▶ Task goal
Copy everything in the listing below word for word, apart from any images.

········

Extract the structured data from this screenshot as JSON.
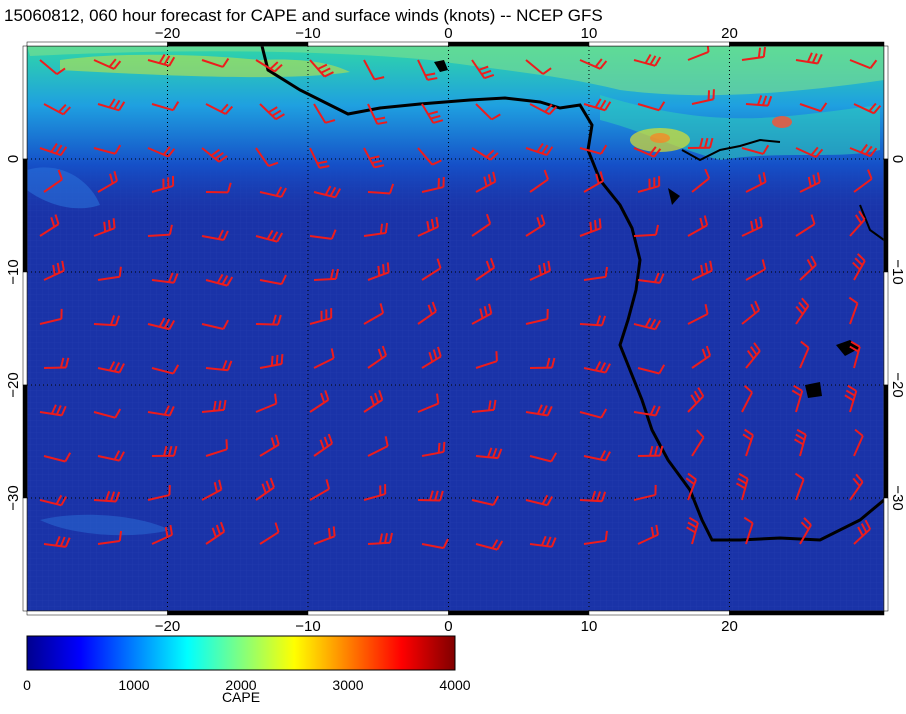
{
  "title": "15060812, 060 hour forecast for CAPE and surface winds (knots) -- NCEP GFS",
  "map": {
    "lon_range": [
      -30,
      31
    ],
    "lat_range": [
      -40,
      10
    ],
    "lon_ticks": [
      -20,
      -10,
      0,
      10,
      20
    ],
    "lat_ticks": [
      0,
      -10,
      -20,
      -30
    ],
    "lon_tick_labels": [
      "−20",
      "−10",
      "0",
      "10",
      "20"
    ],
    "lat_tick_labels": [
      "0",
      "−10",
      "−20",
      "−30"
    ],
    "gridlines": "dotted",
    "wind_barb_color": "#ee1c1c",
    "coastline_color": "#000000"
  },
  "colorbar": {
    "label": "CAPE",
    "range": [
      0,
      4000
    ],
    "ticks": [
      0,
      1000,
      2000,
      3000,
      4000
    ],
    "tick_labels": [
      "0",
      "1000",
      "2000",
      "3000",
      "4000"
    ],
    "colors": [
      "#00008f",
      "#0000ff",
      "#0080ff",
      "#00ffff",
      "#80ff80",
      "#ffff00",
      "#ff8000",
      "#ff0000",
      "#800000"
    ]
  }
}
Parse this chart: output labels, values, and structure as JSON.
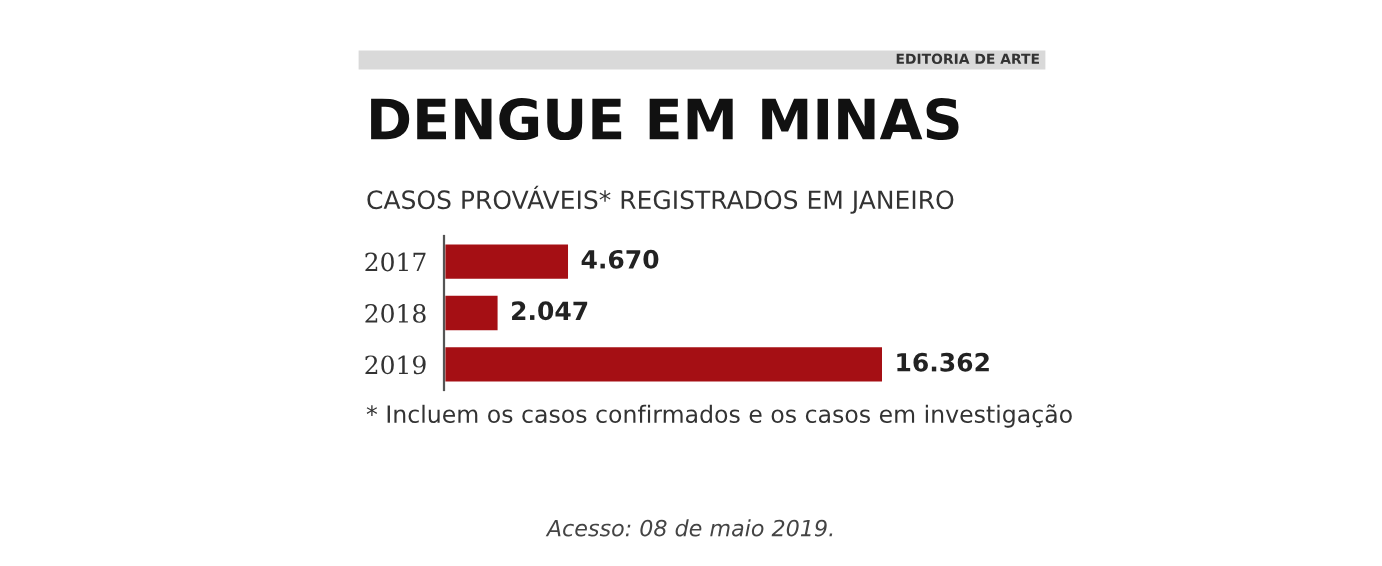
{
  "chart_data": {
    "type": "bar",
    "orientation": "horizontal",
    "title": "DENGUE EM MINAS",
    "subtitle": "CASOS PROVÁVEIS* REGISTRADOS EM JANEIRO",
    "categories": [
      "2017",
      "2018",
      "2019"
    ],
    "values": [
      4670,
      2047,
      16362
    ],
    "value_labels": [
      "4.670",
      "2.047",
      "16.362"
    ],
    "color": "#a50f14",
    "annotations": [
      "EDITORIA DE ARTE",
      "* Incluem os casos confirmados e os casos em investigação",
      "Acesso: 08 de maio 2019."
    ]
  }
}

········

▶ Solution to this task
Extract the structured data from this screenshot as JSON.
{
  "title": "15060812, 060 hour forecast for CAPE and surface winds (knots) -- NCEP GFS",
  "map": {
    "lon_range": [
      -30,
      31
    ],
    "lat_range": [
      -40,
      10
    ],
    "lon_ticks": [
      -20,
      -10,
      0,
      10,
      20
    ],
    "lat_ticks": [
      0,
      -10,
      -20,
      -30
    ],
    "lon_tick_labels": [
      "−20",
      "−10",
      "0",
      "10",
      "20"
    ],
    "lat_tick_labels": [
      "0",
      "−10",
      "−20",
      "−30"
    ],
    "gridlines": "dotted",
    "wind_barb_color": "#ee1c1c",
    "coastline_color": "#000000"
  },
  "colorbar": {
    "label": "CAPE",
    "range": [
      0,
      4000
    ],
    "ticks": [
      0,
      1000,
      2000,
      3000,
      4000
    ],
    "tick_labels": [
      "0",
      "1000",
      "2000",
      "3000",
      "4000"
    ],
    "colors": [
      "#00008f",
      "#0000ff",
      "#0080ff",
      "#00ffff",
      "#80ff80",
      "#ffff00",
      "#ff8000",
      "#ff0000",
      "#800000"
    ]
  }
}
Parse this chart: output labels, values, and structure as JSON.
{
  "chart_data": {
    "type": "bar",
    "orientation": "horizontal",
    "title": "DENGUE EM MINAS",
    "subtitle": "CASOS PROVÁVEIS* REGISTRADOS EM JANEIRO",
    "categories": [
      "2017",
      "2018",
      "2019"
    ],
    "values": [
      4670,
      2047,
      16362
    ],
    "value_labels": [
      "4.670",
      "2.047",
      "16.362"
    ],
    "color": "#a50f14",
    "annotations": [
      "EDITORIA DE ARTE",
      "* Incluem os casos confirmados e os casos em investigação",
      "Acesso: 08 de maio 2019."
    ]
  }
}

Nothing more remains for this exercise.